§ Input rows
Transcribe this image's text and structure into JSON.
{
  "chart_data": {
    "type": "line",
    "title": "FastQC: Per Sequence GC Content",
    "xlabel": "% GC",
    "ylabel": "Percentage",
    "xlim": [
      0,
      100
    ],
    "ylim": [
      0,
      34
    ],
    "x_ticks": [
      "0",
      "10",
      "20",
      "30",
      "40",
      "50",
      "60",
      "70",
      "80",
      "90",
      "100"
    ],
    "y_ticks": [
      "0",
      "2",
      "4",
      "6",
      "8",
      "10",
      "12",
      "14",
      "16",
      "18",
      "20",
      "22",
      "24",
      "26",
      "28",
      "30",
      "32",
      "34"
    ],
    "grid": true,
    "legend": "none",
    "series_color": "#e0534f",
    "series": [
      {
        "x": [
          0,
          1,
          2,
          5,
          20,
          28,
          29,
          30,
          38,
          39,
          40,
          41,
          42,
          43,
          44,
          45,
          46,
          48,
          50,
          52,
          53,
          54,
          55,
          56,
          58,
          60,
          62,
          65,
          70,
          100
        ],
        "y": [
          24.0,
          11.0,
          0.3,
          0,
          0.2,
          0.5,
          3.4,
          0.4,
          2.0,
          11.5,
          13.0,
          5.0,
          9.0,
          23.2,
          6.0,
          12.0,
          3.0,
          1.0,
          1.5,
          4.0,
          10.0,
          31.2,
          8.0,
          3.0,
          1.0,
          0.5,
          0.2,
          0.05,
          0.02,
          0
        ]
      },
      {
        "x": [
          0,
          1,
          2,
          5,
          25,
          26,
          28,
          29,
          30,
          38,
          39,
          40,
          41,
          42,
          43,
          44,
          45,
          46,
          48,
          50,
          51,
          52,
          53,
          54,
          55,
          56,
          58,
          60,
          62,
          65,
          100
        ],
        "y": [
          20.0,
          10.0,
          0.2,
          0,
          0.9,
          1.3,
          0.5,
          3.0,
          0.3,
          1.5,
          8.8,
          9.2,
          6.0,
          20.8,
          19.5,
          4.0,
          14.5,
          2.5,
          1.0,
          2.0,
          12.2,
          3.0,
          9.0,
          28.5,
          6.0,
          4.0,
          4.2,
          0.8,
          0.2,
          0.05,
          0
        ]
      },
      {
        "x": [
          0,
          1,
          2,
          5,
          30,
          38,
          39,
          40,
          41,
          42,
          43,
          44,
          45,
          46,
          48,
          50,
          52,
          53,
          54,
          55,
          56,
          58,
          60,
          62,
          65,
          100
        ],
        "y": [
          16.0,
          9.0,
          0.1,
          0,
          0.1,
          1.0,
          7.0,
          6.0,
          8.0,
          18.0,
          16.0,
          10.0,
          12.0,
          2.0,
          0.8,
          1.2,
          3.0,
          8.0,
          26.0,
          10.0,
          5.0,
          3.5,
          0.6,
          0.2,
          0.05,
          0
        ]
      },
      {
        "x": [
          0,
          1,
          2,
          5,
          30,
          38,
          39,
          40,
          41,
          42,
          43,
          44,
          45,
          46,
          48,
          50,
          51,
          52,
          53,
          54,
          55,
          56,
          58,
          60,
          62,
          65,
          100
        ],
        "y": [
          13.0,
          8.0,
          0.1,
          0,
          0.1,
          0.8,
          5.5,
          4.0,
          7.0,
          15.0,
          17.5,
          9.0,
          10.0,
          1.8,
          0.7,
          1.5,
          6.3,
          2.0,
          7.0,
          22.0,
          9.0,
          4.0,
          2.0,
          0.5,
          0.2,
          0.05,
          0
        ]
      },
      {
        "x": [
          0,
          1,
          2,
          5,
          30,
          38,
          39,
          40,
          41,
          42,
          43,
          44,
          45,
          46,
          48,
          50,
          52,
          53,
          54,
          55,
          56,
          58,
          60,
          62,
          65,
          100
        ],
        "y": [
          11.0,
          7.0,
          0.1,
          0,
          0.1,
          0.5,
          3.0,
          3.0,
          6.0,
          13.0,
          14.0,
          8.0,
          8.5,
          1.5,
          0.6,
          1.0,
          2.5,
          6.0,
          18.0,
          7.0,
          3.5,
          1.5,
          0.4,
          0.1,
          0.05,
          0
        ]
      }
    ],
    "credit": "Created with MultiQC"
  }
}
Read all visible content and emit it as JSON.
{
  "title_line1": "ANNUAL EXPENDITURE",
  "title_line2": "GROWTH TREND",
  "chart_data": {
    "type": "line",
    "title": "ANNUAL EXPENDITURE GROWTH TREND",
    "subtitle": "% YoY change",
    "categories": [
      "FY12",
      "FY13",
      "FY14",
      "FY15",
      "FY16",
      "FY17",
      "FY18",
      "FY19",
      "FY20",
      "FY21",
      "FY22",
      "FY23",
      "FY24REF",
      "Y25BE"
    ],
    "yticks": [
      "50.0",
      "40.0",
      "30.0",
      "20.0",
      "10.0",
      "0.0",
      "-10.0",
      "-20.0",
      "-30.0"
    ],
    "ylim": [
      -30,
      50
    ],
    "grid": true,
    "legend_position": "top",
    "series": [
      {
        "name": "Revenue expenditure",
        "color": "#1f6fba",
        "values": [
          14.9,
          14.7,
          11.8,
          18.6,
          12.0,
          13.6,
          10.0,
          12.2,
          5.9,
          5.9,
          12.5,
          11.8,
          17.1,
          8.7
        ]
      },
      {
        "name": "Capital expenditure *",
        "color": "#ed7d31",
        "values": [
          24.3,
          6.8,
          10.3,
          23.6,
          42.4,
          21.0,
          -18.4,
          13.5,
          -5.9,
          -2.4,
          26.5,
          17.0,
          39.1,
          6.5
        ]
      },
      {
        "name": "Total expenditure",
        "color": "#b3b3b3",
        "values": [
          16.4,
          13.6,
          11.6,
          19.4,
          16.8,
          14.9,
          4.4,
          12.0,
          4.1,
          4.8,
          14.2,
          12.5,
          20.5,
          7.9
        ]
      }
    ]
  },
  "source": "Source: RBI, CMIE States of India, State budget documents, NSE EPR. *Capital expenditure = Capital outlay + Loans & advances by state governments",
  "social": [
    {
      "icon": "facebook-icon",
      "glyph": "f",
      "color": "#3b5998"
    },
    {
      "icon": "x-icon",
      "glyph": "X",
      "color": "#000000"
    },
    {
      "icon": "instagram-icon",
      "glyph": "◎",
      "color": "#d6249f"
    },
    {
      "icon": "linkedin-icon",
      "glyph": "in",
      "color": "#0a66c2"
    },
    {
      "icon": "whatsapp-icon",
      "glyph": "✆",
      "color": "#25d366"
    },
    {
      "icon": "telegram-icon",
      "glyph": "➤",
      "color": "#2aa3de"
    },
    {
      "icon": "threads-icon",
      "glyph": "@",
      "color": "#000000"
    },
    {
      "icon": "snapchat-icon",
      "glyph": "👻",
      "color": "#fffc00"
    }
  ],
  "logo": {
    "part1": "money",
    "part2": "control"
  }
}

§ Aim of the task
Reproduce all of the records exactly.

§ Exercise output
Transcribe this image's text and structure into JSON.
{
  "chart_data": {
    "type": "line",
    "title": "FastQC: Per Sequence GC Content",
    "xlabel": "% GC",
    "ylabel": "Percentage",
    "xlim": [
      0,
      100
    ],
    "ylim": [
      0,
      34
    ],
    "x_ticks": [
      "0",
      "10",
      "20",
      "30",
      "40",
      "50",
      "60",
      "70",
      "80",
      "90",
      "100"
    ],
    "y_ticks": [
      "0",
      "2",
      "4",
      "6",
      "8",
      "10",
      "12",
      "14",
      "16",
      "18",
      "20",
      "22",
      "24",
      "26",
      "28",
      "30",
      "32",
      "34"
    ],
    "grid": true,
    "legend": "none",
    "series_color": "#e0534f",
    "series": [
      {
        "x": [
          0,
          1,
          2,
          5,
          20,
          28,
          29,
          30,
          38,
          39,
          40,
          41,
          42,
          43,
          44,
          45,
          46,
          48,
          50,
          52,
          53,
          54,
          55,
          56,
          58,
          60,
          62,
          65,
          70,
          100
        ],
        "y": [
          24.0,
          11.0,
          0.3,
          0,
          0.2,
          0.5,
          3.4,
          0.4,
          2.0,
          11.5,
          13.0,
          5.0,
          9.0,
          23.2,
          6.0,
          12.0,
          3.0,
          1.0,
          1.5,
          4.0,
          10.0,
          31.2,
          8.0,
          3.0,
          1.0,
          0.5,
          0.2,
          0.05,
          0.02,
          0
        ]
      },
      {
        "x": [
          0,
          1,
          2,
          5,
          25,
          26,
          28,
          29,
          30,
          38,
          39,
          40,
          41,
          42,
          43,
          44,
          45,
          46,
          48,
          50,
          51,
          52,
          53,
          54,
          55,
          56,
          58,
          60,
          62,
          65,
          100
        ],
        "y": [
          20.0,
          10.0,
          0.2,
          0,
          0.9,
          1.3,
          0.5,
          3.0,
          0.3,
          1.5,
          8.8,
          9.2,
          6.0,
          20.8,
          19.5,
          4.0,
          14.5,
          2.5,
          1.0,
          2.0,
          12.2,
          3.0,
          9.0,
          28.5,
          6.0,
          4.0,
          4.2,
          0.8,
          0.2,
          0.05,
          0
        ]
      },
      {
        "x": [
          0,
          1,
          2,
          5,
          30,
          38,
          39,
          40,
          41,
          42,
          43,
          44,
          45,
          46,
          48,
          50,
          52,
          53,
          54,
          55,
          56,
          58,
          60,
          62,
          65,
          100
        ],
        "y": [
          16.0,
          9.0,
          0.1,
          0,
          0.1,
          1.0,
          7.0,
          6.0,
          8.0,
          18.0,
          16.0,
          10.0,
          12.0,
          2.0,
          0.8,
          1.2,
          3.0,
          8.0,
          26.0,
          10.0,
          5.0,
          3.5,
          0.6,
          0.2,
          0.05,
          0
        ]
      },
      {
        "x": [
          0,
          1,
          2,
          5,
          30,
          38,
          39,
          40,
          41,
          42,
          43,
          44,
          45,
          46,
          48,
          50,
          51,
          52,
          53,
          54,
          55,
          56,
          58,
          60,
          62,
          65,
          100
        ],
        "y": [
          13.0,
          8.0,
          0.1,
          0,
          0.1,
          0.8,
          5.5,
          4.0,
          7.0,
          15.0,
          17.5,
          9.0,
          10.0,
          1.8,
          0.7,
          1.5,
          6.3,
          2.0,
          7.0,
          22.0,
          9.0,
          4.0,
          2.0,
          0.5,
          0.2,
          0.05,
          0
        ]
      },
      {
        "x": [
          0,
          1,
          2,
          5,
          30,
          38,
          39,
          40,
          41,
          42,
          43,
          44,
          45,
          46,
          48,
          50,
          52,
          53,
          54,
          55,
          56,
          58,
          60,
          62,
          65,
          100
        ],
        "y": [
          11.0,
          7.0,
          0.1,
          0,
          0.1,
          0.5,
          3.0,
          3.0,
          6.0,
          13.0,
          14.0,
          8.0,
          8.5,
          1.5,
          0.6,
          1.0,
          2.5,
          6.0,
          18.0,
          7.0,
          3.5,
          1.5,
          0.4,
          0.1,
          0.05,
          0
        ]
      }
    ],
    "credit": "Created with MultiQC"
  }
}
Read all visible content and emit it as JSON.
{
  "title_line1": "ANNUAL EXPENDITURE",
  "title_line2": "GROWTH TREND",
  "chart_data": {
    "type": "line",
    "title": "ANNUAL EXPENDITURE GROWTH TREND",
    "subtitle": "% YoY change",
    "categories": [
      "FY12",
      "FY13",
      "FY14",
      "FY15",
      "FY16",
      "FY17",
      "FY18",
      "FY19",
      "FY20",
      "FY21",
      "FY22",
      "FY23",
      "FY24REF",
      "Y25BE"
    ],
    "yticks": [
      "50.0",
      "40.0",
      "30.0",
      "20.0",
      "10.0",
      "0.0",
      "-10.0",
      "-20.0",
      "-30.0"
    ],
    "ylim": [
      -30,
      50
    ],
    "grid": true,
    "legend_position": "top",
    "series": [
      {
        "name": "Revenue expenditure",
        "color": "#1f6fba",
        "values": [
          14.9,
          14.7,
          11.8,
          18.6,
          12.0,
          13.6,
          10.0,
          12.2,
          5.9,
          5.9,
          12.5,
          11.8,
          17.1,
          8.7
        ]
      },
      {
        "name": "Capital expenditure *",
        "color": "#ed7d31",
        "values": [
          24.3,
          6.8,
          10.3,
          23.6,
          42.4,
          21.0,
          -18.4,
          13.5,
          -5.9,
          -2.4,
          26.5,
          17.0,
          39.1,
          6.5
        ]
      },
      {
        "name": "Total expenditure",
        "color": "#b3b3b3",
        "values": [
          16.4,
          13.6,
          11.6,
          19.4,
          16.8,
          14.9,
          4.4,
          12.0,
          4.1,
          4.8,
          14.2,
          12.5,
          20.5,
          7.9
        ]
      }
    ]
  },
  "source": "Source: RBI, CMIE States of India, State budget documents, NSE EPR. *Capital expenditure = Capital outlay + Loans & advances by state governments",
  "social": [
    {
      "icon": "facebook-icon",
      "glyph": "f",
      "color": "#3b5998"
    },
    {
      "icon": "x-icon",
      "glyph": "X",
      "color": "#000000"
    },
    {
      "icon": "instagram-icon",
      "glyph": "◎",
      "color": "#d6249f"
    },
    {
      "icon": "linkedin-icon",
      "glyph": "in",
      "color": "#0a66c2"
    },
    {
      "icon": "whatsapp-icon",
      "glyph": "✆",
      "color": "#25d366"
    },
    {
      "icon": "telegram-icon",
      "glyph": "➤",
      "color": "#2aa3de"
    },
    {
      "icon": "threads-icon",
      "glyph": "@",
      "color": "#000000"
    },
    {
      "icon": "snapchat-icon",
      "glyph": "👻",
      "color": "#fffc00"
    }
  ],
  "logo": {
    "part1": "money",
    "part2": "control"
  }
}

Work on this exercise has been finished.